[Saved entries]
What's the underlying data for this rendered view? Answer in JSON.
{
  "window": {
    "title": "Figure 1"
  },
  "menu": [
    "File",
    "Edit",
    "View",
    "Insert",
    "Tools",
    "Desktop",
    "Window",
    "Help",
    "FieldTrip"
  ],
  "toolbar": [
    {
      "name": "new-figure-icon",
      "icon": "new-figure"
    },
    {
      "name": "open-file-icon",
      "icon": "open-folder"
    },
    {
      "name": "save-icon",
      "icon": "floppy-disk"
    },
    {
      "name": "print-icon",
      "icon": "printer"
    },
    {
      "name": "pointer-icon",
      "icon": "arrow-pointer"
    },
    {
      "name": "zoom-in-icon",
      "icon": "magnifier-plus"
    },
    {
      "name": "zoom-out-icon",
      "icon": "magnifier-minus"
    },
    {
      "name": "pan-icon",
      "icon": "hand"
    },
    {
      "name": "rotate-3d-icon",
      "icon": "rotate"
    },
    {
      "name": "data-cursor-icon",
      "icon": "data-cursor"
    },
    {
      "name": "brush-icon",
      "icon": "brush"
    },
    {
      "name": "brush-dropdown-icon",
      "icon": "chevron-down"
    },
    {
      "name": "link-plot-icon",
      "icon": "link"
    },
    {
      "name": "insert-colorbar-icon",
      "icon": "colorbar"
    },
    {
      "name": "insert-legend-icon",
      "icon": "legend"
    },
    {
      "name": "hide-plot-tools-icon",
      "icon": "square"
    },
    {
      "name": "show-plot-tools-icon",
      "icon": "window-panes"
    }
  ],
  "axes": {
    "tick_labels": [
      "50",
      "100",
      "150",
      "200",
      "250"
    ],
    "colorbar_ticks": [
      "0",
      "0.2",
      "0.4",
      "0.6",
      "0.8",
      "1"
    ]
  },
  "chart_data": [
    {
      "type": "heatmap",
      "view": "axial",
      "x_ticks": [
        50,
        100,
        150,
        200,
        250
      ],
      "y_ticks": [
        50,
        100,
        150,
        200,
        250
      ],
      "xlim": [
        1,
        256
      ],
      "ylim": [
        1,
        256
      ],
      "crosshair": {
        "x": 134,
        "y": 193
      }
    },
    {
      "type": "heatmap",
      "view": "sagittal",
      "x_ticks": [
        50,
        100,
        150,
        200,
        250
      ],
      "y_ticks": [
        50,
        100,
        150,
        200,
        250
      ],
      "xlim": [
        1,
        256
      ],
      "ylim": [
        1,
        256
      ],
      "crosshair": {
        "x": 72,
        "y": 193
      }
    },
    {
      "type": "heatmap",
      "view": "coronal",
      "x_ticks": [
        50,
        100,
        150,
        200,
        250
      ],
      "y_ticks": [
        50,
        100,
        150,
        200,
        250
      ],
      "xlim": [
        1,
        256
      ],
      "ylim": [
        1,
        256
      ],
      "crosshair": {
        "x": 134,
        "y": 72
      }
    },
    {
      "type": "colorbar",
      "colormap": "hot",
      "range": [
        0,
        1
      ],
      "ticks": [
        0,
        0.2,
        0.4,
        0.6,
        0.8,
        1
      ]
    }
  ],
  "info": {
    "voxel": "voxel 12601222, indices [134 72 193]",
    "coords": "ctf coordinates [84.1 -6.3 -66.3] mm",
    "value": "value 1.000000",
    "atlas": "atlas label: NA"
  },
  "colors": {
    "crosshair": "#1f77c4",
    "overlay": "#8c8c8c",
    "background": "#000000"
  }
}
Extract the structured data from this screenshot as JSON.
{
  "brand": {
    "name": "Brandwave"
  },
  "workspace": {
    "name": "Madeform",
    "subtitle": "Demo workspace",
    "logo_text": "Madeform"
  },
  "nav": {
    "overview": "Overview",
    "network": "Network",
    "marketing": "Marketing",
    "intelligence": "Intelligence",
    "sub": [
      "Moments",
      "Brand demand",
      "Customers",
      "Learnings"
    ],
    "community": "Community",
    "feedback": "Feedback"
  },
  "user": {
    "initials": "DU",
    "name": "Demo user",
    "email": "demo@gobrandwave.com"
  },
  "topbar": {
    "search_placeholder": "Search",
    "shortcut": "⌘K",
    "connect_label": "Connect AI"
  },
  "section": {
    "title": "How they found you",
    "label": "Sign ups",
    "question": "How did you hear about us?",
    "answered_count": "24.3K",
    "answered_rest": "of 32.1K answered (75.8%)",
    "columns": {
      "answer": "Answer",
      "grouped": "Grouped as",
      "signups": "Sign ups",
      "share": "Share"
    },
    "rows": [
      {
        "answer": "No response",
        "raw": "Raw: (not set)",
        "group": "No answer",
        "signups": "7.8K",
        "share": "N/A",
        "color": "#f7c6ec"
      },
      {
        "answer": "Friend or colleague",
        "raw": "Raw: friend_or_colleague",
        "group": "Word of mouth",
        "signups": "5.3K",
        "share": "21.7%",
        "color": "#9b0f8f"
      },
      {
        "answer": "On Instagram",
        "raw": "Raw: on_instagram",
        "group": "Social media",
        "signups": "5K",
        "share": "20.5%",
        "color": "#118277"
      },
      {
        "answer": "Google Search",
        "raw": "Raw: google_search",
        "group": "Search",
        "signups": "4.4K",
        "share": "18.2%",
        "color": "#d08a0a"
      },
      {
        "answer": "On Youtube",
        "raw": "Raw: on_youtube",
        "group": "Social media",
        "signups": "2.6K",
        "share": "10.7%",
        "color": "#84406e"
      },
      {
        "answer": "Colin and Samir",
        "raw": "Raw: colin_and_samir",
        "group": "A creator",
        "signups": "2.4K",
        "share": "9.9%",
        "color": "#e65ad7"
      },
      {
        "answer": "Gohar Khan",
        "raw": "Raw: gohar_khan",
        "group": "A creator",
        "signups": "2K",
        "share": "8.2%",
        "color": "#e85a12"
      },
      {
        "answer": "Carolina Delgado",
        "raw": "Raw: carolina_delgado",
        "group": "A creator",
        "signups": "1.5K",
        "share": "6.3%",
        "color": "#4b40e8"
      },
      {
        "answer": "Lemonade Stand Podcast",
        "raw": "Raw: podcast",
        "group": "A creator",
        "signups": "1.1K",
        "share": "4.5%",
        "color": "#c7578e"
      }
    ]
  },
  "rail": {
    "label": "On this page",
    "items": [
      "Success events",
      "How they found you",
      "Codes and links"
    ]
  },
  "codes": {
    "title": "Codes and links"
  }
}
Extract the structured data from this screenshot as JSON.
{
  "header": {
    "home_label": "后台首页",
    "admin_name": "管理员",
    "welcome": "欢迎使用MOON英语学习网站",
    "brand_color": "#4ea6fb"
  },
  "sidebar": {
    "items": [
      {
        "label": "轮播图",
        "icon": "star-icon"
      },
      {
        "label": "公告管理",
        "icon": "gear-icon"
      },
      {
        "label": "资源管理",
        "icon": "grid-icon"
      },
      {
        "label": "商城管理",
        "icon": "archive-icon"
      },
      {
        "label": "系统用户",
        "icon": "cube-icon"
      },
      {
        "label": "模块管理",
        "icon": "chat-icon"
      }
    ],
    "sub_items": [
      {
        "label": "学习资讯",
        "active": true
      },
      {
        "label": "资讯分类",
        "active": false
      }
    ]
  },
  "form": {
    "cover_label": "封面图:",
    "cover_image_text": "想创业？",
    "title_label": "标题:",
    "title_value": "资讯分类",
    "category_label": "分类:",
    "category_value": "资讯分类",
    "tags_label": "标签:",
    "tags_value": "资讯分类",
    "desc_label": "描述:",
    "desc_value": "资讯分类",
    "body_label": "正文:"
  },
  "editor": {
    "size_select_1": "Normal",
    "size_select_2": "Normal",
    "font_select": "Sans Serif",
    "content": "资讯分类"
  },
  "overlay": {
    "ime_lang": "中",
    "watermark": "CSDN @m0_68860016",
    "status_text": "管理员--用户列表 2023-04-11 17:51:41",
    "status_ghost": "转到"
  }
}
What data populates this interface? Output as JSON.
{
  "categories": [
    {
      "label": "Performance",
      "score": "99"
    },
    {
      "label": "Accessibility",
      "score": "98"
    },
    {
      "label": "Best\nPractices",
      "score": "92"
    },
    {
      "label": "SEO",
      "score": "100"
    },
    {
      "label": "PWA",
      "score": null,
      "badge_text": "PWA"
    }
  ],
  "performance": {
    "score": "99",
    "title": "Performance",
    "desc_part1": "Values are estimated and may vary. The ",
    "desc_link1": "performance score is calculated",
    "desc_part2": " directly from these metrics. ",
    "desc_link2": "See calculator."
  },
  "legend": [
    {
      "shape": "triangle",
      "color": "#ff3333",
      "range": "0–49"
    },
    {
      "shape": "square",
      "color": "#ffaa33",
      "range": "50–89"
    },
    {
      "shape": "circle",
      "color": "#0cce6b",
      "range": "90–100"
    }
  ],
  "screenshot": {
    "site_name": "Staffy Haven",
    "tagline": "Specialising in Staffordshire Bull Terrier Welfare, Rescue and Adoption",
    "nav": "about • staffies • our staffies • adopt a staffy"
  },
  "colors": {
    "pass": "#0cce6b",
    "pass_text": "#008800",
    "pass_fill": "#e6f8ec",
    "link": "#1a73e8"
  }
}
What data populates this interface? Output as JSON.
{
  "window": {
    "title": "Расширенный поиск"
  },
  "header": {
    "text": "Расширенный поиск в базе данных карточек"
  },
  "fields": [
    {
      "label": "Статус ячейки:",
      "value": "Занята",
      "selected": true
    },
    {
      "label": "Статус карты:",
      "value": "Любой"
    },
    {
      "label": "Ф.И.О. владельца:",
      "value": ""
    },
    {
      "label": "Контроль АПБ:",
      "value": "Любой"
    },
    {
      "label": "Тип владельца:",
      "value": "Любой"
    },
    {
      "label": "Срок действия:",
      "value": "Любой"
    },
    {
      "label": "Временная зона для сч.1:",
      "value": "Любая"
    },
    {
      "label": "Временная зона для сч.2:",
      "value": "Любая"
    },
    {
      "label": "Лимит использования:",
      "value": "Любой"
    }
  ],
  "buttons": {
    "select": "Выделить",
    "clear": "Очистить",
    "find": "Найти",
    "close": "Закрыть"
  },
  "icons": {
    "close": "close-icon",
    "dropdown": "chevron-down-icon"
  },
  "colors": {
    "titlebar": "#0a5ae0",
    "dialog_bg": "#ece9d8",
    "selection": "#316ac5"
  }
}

### Exercise task
Which lines hold the word "chevron"? Return all of them from the records above.

### Output below
      "icon": "chevron-down"
    "dropdown": "chevron-down-icon"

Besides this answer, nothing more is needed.